# Exercise:
Transcribe each line of the material as it is, and drop any picture.

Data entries
□ □ □ □ □ □ □

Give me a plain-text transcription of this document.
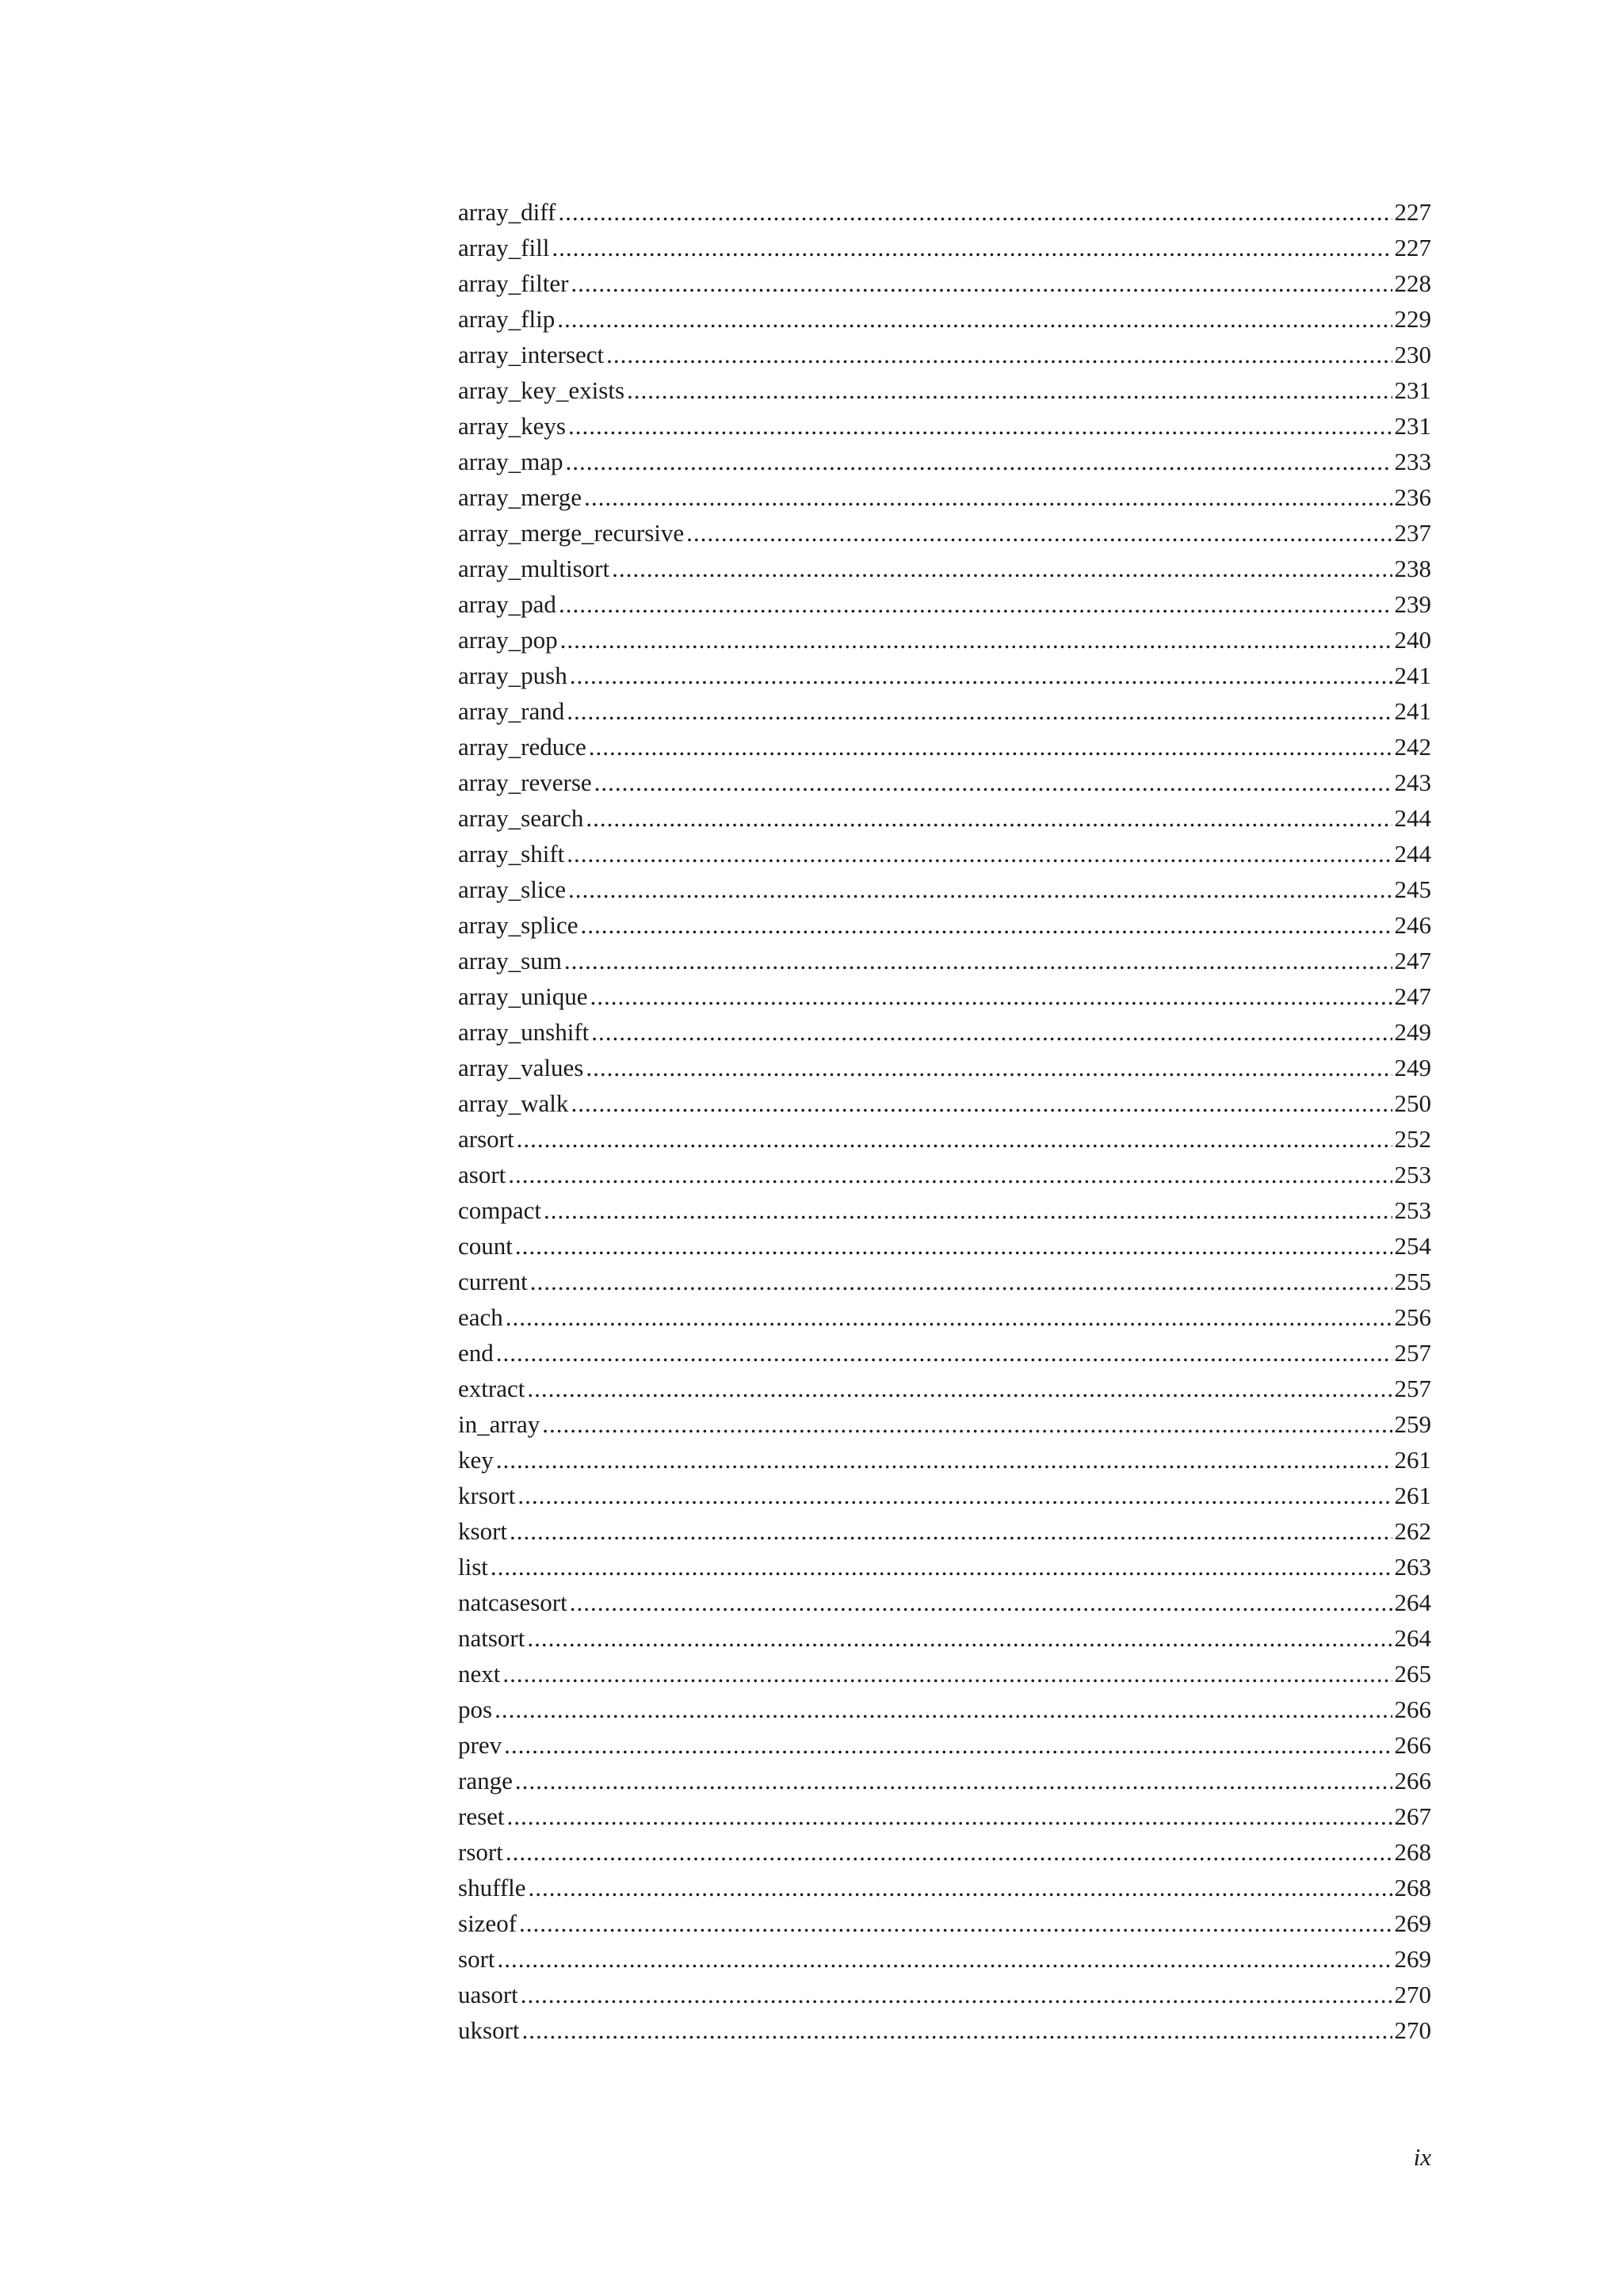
array_diff .....	227
array_fill .....	227
array_filter .....	228
array_flip .....	229
array_intersect .....	230
array_key_exists .....	231
array_keys .....	231
array_map .....	233
array_merge .....	236
array_merge_recursive .....	237
array_multisort .....	238
array_pad .....	239
array_pop .....	240
array_push .....	241
array_rand .....	241
array_reduce .....	242
array_reverse .....	243
array_search .....	244
array_shift .....	244
array_slice .....	245
array_splice .....	246
array_sum .....	247
array_unique .....	247
array_unshift .....	249
array_values .....	249
array_walk .....	250
arsort .....	252
asort .....	253
compact .....	253
count .....	254
current .....	255
each .....	256
end .....	257
extract .....	257
in_array .....	259
key .....	261
krsort .....	261
ksort .....	262
list .....	263
natcasesort .....	264
natsort .....	264
next .....	265
pos .....	266
prev .....	266
range .....	266
reset .....	267
rsort .....	268
shuffle .....	268
sizeof .....	269
sort .....	269
uasort .....	270
uksort .....	270
ix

□ □ □ □ □ □ □

# Solved problem:
Give me a plain-text transcription of this document.
array_diff .....	227
array_fill .....	227
array_filter .....	228
array_flip .....	229
array_intersect .....	230
array_key_exists .....	231
array_keys .....	231
array_map .....	233
array_merge .....	236
array_merge_recursive .....	237
array_multisort .....	238
array_pad .....	239
array_pop .....	240
array_push .....	241
array_rand .....	241
array_reduce .....	242
array_reverse .....	243
array_search .....	244
array_shift .....	244
array_slice .....	245
array_splice .....	246
array_sum .....	247
array_unique .....	247
array_unshift .....	249
array_values .....	249
array_walk .....	250
arsort .....	252
asort .....	253
compact .....	253
count .....	254
current .....	255
each .....	256
end .....	257
extract .....	257
in_array .....	259
key .....	261
krsort .....	261
ksort .....	262
list .....	263
natcasesort .....	264
natsort .....	264
next .....	265
pos .....	266
prev .....	266
range .....	266
reset .....	267
rsort .....	268
shuffle .....	268
sizeof .....	269
sort .....	269
uasort .....	270
uksort .....	270
ix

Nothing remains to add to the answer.